#### EXTRACTED INFORMATION:
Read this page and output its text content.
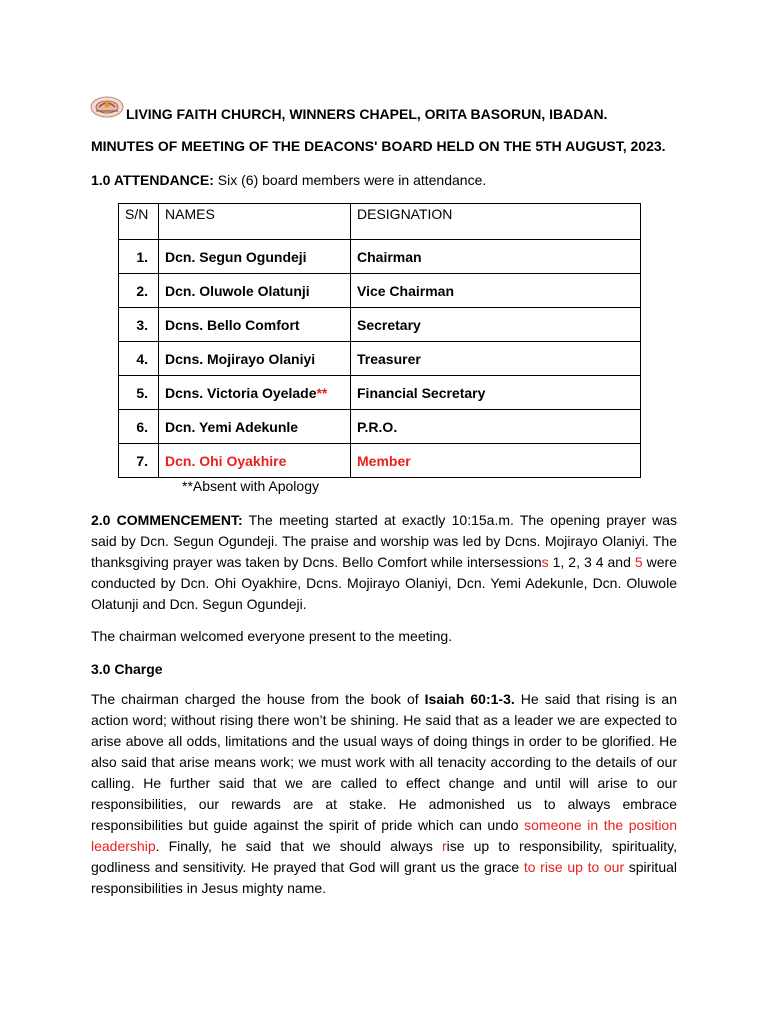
LIVING FAITH CHURCH, WINNERS CHAPEL, ORITA BASORUN, IBADAN.
MINUTES OF MEETING OF THE DEACONS' BOARD HELD ON THE 5TH AUGUST, 2023.
1.0 ATTENDANCE: Six (6) board members were in attendance.
S/N	NAMES	DESIGNATION
1.	Dcn. Segun Ogundeji	Chairman
2.	Dcn. Oluwole Olatunji	Vice Chairman
3.	Dcns. Bello Comfort	Secretary
4.	Dcns. Mojirayo Olaniyi	Treasurer
5.	Dcns. Victoria Oyelade**	Financial Secretary
6.	Dcn. Yemi Adekunle	P.R.O.
7.	Dcn. Ohi Oyakhire	Member
**Absent with Apology
2.0 COMMENCEMENT: The meeting started at exactly 10:15a.m. The opening prayer was said by Dcn. Segun Ogundeji. The praise and worship was led by Dcns. Mojirayo Olaniyi. The thanksgiving prayer was taken by Dcns. Bello Comfort while intersessions 1, 2, 3 4 and 5 were conducted by Dcn. Ohi Oyakhire, Dcns. Mojirayo Olaniyi, Dcn. Yemi Adekunle, Dcn. Oluwole Olatunji and Dcn. Segun Ogundeji.
The chairman welcomed everyone present to the meeting.
3.0 Charge
The chairman charged the house from the book of Isaiah 60:1-3. He said that rising is an action word; without rising there won’t be shining. He said that as a leader we are expected to arise above all odds, limitations and the usual ways of doing things in order to be glorified. He also said that arise means work; we must work with all tenacity according to the details of our calling. He further said that we are called to effect change and until will arise to our responsibilities, our rewards are at stake. He admonished us to always embrace responsibilities but guide against the spirit of pride which can undo someone in the position leadership. Finally, he said that we should always rise up to responsibility, spirituality, godliness and sensitivity. He prayed that God will grant us the grace to rise up to our spiritual responsibilities in Jesus mighty name.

#### WHAT TO DO:
Each line that holds the word "Segun" is to be copied.

#### WRITTEN SOLUTION:
1.	Dcn. Segun Ogundeji	Chairman
2.0 COMMENCEMENT: The meeting started at exactly 10:15a.m. The opening prayer was said by Dcn. Segun Ogundeji. The praise and worship was led by Dcns. Mojirayo Olaniyi. The thanksgiving prayer was taken by Dcns. Bello Comfort while intersessions 1, 2, 3 4 and 5 were conducted by Dcn. Ohi Oyakhire, Dcns. Mojirayo Olaniyi, Dcn. Yemi Adekunle, Dcn. Oluwole Olatunji and Dcn. Segun Ogundeji.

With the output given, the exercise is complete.